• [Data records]
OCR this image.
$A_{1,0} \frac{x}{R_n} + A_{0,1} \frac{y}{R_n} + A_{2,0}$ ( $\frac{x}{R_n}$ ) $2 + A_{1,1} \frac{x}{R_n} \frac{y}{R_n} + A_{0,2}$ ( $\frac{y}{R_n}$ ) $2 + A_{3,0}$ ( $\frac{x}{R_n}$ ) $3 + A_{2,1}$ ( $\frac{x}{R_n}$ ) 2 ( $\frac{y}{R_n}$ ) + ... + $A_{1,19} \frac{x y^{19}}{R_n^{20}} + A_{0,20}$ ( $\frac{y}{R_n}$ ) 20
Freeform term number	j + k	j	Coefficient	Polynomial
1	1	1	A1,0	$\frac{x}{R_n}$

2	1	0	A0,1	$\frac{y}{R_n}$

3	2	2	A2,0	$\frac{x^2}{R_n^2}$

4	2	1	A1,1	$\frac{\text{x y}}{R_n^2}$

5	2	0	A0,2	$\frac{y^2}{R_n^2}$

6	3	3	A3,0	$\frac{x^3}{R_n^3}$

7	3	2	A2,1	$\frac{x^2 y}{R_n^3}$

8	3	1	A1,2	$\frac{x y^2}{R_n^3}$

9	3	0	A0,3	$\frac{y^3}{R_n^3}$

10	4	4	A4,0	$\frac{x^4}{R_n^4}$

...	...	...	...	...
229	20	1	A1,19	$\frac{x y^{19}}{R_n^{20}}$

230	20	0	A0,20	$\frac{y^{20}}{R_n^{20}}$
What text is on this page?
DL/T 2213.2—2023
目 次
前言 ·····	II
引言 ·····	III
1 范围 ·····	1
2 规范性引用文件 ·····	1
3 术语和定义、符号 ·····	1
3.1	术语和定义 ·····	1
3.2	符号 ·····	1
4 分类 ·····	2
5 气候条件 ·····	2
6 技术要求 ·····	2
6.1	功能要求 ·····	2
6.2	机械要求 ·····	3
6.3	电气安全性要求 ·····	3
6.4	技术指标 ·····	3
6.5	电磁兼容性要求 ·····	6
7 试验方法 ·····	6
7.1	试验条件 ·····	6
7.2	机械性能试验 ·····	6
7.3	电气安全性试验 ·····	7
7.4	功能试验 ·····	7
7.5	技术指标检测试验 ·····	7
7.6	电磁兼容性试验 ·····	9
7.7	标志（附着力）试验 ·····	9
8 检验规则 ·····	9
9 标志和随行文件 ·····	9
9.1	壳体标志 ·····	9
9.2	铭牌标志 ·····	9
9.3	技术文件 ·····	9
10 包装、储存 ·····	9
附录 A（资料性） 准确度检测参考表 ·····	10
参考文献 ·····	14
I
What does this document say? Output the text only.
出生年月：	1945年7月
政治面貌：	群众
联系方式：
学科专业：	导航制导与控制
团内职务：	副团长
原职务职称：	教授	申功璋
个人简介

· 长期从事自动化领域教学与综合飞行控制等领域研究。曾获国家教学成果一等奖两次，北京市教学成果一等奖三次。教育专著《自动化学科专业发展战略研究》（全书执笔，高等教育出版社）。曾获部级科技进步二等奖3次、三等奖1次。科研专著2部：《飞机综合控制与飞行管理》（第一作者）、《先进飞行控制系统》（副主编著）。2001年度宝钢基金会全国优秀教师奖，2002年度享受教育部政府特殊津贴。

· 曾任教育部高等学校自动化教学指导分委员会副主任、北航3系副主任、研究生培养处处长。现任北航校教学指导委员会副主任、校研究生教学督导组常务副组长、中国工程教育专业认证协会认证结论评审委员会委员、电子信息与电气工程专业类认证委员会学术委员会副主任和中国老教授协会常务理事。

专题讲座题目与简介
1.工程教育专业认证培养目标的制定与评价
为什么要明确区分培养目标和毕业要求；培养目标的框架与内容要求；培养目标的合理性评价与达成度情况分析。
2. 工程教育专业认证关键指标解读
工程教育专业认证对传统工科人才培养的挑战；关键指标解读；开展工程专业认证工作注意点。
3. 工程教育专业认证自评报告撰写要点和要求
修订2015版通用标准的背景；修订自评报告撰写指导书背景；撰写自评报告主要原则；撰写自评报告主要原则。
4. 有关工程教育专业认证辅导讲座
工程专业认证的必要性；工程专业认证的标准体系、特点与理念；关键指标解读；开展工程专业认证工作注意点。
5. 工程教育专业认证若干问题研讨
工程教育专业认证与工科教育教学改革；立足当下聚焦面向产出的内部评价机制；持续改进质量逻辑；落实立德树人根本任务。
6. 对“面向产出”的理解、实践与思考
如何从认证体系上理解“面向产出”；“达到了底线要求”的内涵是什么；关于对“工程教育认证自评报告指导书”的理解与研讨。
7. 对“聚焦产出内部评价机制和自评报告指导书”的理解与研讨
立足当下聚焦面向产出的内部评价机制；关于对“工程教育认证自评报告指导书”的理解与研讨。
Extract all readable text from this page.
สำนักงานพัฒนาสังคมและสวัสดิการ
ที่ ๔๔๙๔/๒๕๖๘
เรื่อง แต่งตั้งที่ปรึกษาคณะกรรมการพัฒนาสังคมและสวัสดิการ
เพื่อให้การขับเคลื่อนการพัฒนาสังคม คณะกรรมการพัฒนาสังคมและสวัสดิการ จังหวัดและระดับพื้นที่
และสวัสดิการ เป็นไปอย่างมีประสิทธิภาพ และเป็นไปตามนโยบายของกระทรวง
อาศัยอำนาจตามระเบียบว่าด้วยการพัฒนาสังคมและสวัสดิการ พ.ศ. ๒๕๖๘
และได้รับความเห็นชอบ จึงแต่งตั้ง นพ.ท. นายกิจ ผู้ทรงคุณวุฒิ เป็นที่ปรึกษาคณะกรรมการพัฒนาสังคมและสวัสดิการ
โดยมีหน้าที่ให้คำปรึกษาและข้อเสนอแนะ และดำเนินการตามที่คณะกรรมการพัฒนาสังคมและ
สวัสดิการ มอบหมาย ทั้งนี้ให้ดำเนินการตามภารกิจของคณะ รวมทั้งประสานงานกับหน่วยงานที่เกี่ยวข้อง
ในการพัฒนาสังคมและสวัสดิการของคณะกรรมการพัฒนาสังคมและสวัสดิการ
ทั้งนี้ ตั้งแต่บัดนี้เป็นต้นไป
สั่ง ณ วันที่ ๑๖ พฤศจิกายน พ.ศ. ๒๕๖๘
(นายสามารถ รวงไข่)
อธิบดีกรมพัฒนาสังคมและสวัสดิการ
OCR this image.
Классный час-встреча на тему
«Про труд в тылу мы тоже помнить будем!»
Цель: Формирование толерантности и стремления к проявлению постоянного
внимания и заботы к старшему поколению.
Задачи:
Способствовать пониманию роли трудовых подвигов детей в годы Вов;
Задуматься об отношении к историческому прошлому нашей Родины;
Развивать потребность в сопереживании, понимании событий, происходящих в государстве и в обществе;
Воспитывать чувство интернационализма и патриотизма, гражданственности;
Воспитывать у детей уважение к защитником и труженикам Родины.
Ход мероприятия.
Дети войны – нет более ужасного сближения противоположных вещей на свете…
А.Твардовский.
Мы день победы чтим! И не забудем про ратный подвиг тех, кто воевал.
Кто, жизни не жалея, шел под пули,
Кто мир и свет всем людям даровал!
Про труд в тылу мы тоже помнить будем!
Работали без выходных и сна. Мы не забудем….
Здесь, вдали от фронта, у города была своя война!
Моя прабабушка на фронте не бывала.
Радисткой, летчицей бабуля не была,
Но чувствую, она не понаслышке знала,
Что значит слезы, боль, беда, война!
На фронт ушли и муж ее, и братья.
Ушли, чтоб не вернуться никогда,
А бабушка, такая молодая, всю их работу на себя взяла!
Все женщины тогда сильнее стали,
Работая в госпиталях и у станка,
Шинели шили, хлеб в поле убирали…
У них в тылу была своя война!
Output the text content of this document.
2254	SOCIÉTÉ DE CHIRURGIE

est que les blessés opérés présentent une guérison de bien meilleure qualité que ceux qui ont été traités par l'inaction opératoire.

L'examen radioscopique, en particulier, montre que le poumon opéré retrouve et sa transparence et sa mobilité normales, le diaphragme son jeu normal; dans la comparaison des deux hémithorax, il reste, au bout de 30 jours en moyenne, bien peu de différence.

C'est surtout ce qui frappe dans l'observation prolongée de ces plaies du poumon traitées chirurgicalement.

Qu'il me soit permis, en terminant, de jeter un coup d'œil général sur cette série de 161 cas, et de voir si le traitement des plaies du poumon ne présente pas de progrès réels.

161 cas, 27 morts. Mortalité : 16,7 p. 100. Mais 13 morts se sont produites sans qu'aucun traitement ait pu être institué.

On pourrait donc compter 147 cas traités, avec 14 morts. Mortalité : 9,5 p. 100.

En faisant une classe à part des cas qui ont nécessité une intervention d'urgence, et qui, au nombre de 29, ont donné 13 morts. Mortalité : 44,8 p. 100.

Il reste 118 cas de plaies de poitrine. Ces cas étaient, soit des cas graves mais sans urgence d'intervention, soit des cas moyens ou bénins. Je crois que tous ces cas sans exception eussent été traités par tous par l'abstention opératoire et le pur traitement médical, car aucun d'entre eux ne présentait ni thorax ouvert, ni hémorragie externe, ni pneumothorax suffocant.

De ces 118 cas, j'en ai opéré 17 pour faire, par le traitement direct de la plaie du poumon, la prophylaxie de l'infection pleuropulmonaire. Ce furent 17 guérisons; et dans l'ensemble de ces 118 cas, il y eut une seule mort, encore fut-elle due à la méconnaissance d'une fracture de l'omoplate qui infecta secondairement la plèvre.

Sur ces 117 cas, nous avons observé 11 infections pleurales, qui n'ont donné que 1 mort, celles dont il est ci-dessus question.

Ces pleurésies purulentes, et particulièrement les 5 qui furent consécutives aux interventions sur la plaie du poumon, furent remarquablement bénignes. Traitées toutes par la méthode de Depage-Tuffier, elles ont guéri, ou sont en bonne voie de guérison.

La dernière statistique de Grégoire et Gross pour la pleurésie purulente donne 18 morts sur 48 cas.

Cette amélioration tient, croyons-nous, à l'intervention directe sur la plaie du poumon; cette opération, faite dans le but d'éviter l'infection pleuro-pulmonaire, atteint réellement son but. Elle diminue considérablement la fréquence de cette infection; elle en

• [Written instruction]
For each line above that contains the word "document", copy that line.

• [Task response]
What does this document say? Output the text only.
Output the text content of this document.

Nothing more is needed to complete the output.